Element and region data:
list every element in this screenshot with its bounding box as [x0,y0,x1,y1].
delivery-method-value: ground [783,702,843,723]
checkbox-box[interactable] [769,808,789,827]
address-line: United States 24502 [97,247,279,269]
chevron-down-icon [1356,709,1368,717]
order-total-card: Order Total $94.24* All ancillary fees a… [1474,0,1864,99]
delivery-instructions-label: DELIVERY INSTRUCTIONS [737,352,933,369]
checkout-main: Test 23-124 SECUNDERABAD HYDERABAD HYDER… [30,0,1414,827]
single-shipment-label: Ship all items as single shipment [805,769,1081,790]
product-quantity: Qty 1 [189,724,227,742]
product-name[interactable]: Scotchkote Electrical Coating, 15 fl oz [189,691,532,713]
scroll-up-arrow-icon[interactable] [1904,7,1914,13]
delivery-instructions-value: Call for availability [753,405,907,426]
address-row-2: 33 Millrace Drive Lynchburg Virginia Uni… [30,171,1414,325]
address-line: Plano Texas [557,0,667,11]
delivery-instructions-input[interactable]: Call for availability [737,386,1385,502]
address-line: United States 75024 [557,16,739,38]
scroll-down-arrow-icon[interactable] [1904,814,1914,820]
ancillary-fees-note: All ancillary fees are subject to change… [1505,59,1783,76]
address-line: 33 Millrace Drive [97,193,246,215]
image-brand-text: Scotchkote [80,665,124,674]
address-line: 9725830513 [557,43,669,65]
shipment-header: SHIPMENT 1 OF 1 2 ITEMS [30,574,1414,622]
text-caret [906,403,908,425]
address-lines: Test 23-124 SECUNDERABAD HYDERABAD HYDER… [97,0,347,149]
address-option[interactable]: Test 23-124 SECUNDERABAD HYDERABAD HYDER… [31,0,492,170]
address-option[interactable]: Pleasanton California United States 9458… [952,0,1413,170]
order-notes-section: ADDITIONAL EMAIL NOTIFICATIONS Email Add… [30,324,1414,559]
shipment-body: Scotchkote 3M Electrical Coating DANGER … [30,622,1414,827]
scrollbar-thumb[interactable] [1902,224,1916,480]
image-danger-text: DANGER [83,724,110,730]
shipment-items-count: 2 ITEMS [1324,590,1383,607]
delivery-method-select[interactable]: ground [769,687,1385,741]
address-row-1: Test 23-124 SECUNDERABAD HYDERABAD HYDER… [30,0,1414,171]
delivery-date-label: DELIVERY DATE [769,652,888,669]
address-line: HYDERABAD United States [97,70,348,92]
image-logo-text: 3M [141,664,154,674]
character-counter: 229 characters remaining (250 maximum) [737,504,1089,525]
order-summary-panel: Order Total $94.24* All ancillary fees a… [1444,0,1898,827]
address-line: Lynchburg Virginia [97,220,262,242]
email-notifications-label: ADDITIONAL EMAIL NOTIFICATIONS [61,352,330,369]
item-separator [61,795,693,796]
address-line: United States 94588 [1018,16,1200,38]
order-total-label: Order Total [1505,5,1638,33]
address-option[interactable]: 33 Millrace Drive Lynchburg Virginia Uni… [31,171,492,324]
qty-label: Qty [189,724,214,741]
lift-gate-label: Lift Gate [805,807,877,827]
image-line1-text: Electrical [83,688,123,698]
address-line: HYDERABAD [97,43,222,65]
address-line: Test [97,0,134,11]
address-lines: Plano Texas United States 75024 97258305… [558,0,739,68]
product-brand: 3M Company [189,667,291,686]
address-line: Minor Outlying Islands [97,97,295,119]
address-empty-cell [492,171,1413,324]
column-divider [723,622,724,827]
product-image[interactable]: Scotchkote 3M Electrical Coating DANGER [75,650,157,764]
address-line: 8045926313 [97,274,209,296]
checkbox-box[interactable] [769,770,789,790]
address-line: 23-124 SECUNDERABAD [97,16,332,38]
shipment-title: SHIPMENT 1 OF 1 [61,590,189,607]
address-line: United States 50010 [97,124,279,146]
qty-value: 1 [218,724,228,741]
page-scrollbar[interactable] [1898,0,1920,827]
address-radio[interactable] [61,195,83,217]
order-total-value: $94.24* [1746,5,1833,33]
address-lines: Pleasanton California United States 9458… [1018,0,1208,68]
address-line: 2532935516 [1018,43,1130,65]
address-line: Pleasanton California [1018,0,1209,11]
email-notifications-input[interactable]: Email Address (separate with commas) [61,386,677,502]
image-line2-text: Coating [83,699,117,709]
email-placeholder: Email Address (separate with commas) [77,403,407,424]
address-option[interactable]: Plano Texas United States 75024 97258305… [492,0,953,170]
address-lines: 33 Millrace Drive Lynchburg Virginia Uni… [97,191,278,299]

TO DO: Gather every line of the items above that contains the string "California", matching its case exactly.

WRITTEN REPLY:
address-option[interactable]: Pleasanton California United States 9458… [952,0,1413,170]
address-lines: Pleasanton California United States 9458… [1018,0,1208,68]
address-line: Pleasanton California [1018,0,1209,11]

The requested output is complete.